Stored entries
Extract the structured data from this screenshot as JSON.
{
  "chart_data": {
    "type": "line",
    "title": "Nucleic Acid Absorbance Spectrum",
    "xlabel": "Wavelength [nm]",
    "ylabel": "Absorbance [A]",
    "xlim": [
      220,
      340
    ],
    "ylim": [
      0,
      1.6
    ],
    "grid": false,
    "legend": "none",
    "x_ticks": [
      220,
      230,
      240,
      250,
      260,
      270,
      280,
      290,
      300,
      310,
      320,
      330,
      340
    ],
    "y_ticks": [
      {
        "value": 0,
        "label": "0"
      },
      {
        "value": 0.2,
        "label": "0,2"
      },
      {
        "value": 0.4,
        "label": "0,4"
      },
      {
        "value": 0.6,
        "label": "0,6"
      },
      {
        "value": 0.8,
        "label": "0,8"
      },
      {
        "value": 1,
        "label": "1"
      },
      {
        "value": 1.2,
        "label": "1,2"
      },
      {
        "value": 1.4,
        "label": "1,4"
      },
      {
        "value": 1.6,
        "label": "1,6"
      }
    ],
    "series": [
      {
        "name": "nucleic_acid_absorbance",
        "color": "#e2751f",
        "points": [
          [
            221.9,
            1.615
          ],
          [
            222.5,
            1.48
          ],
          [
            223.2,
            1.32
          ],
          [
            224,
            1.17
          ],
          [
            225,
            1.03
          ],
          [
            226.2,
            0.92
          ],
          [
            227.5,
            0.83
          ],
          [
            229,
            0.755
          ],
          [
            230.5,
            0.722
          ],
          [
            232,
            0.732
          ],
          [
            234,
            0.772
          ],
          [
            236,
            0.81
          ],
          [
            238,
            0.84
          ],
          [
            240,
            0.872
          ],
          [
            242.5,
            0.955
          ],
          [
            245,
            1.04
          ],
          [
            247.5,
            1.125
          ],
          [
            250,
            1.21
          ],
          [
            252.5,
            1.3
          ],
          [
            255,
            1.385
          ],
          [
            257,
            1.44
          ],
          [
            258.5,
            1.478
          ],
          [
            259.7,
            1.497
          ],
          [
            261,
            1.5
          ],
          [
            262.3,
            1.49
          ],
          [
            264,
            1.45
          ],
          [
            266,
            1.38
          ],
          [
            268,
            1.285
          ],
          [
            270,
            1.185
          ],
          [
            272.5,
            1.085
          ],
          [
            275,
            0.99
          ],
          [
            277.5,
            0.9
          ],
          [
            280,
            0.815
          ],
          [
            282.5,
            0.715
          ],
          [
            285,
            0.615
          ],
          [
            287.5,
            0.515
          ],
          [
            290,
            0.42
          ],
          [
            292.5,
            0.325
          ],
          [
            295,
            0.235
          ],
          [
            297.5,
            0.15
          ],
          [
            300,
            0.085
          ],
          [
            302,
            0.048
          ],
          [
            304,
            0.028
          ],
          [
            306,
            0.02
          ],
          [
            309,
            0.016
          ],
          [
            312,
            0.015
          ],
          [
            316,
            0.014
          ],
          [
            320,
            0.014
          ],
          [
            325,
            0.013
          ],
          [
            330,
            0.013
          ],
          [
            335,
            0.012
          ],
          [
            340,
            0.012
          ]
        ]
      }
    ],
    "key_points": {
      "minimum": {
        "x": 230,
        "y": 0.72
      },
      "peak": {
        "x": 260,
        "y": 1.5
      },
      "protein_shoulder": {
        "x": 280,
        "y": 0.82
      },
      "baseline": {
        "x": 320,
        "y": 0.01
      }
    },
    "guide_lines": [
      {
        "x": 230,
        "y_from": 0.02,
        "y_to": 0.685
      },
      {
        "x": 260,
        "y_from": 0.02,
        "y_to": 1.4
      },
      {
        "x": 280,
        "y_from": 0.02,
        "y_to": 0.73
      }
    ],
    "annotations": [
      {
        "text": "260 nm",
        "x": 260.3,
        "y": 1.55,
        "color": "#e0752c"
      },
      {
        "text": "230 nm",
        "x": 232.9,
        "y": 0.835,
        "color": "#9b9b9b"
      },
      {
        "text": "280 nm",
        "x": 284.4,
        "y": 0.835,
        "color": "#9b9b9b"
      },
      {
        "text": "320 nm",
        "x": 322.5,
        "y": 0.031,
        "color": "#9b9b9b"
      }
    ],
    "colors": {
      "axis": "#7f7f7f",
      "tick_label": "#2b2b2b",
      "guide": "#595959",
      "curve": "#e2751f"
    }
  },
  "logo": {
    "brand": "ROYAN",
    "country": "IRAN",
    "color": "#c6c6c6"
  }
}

Required work
A faithful copy of every record is required; output it in full.

Solution to this task
Extract the structured data from this screenshot as JSON.
{
  "chart_data": {
    "type": "line",
    "title": "Nucleic Acid Absorbance Spectrum",
    "xlabel": "Wavelength [nm]",
    "ylabel": "Absorbance [A]",
    "xlim": [
      220,
      340
    ],
    "ylim": [
      0,
      1.6
    ],
    "grid": false,
    "legend": "none",
    "x_ticks": [
      220,
      230,
      240,
      250,
      260,
      270,
      280,
      290,
      300,
      310,
      320,
      330,
      340
    ],
    "y_ticks": [
      {
        "value": 0,
        "label": "0"
      },
      {
        "value": 0.2,
        "label": "0,2"
      },
      {
        "value": 0.4,
        "label": "0,4"
      },
      {
        "value": 0.6,
        "label": "0,6"
      },
      {
        "value": 0.8,
        "label": "0,8"
      },
      {
        "value": 1,
        "label": "1"
      },
      {
        "value": 1.2,
        "label": "1,2"
      },
      {
        "value": 1.4,
        "label": "1,4"
      },
      {
        "value": 1.6,
        "label": "1,6"
      }
    ],
    "series": [
      {
        "name": "nucleic_acid_absorbance",
        "color": "#e2751f",
        "points": [
          [
            221.9,
            1.615
          ],
          [
            222.5,
            1.48
          ],
          [
            223.2,
            1.32
          ],
          [
            224,
            1.17
          ],
          [
            225,
            1.03
          ],
          [
            226.2,
            0.92
          ],
          [
            227.5,
            0.83
          ],
          [
            229,
            0.755
          ],
          [
            230.5,
            0.722
          ],
          [
            232,
            0.732
          ],
          [
            234,
            0.772
          ],
          [
            236,
            0.81
          ],
          [
            238,
            0.84
          ],
          [
            240,
            0.872
          ],
          [
            242.5,
            0.955
          ],
          [
            245,
            1.04
          ],
          [
            247.5,
            1.125
          ],
          [
            250,
            1.21
          ],
          [
            252.5,
            1.3
          ],
          [
            255,
            1.385
          ],
          [
            257,
            1.44
          ],
          [
            258.5,
            1.478
          ],
          [
            259.7,
            1.497
          ],
          [
            261,
            1.5
          ],
          [
            262.3,
            1.49
          ],
          [
            264,
            1.45
          ],
          [
            266,
            1.38
          ],
          [
            268,
            1.285
          ],
          [
            270,
            1.185
          ],
          [
            272.5,
            1.085
          ],
          [
            275,
            0.99
          ],
          [
            277.5,
            0.9
          ],
          [
            280,
            0.815
          ],
          [
            282.5,
            0.715
          ],
          [
            285,
            0.615
          ],
          [
            287.5,
            0.515
          ],
          [
            290,
            0.42
          ],
          [
            292.5,
            0.325
          ],
          [
            295,
            0.235
          ],
          [
            297.5,
            0.15
          ],
          [
            300,
            0.085
          ],
          [
            302,
            0.048
          ],
          [
            304,
            0.028
          ],
          [
            306,
            0.02
          ],
          [
            309,
            0.016
          ],
          [
            312,
            0.015
          ],
          [
            316,
            0.014
          ],
          [
            320,
            0.014
          ],
          [
            325,
            0.013
          ],
          [
            330,
            0.013
          ],
          [
            335,
            0.012
          ],
          [
            340,
            0.012
          ]
        ]
      }
    ],
    "key_points": {
      "minimum": {
        "x": 230,
        "y": 0.72
      },
      "peak": {
        "x": 260,
        "y": 1.5
      },
      "protein_shoulder": {
        "x": 280,
        "y": 0.82
      },
      "baseline": {
        "x": 320,
        "y": 0.01
      }
    },
    "guide_lines": [
      {
        "x": 230,
        "y_from": 0.02,
        "y_to": 0.685
      },
      {
        "x": 260,
        "y_from": 0.02,
        "y_to": 1.4
      },
      {
        "x": 280,
        "y_from": 0.02,
        "y_to": 0.73
      }
    ],
    "annotations": [
      {
        "text": "260 nm",
        "x": 260.3,
        "y": 1.55,
        "color": "#e0752c"
      },
      {
        "text": "230 nm",
        "x": 232.9,
        "y": 0.835,
        "color": "#9b9b9b"
      },
      {
        "text": "280 nm",
        "x": 284.4,
        "y": 0.835,
        "color": "#9b9b9b"
      },
      {
        "text": "320 nm",
        "x": 322.5,
        "y": 0.031,
        "color": "#9b9b9b"
      }
    ],
    "colors": {
      "axis": "#7f7f7f",
      "tick_label": "#2b2b2b",
      "guide": "#595959",
      "curve": "#e2751f"
    }
  },
  "logo": {
    "brand": "ROYAN",
    "country": "IRAN",
    "color": "#c6c6c6"
  }
}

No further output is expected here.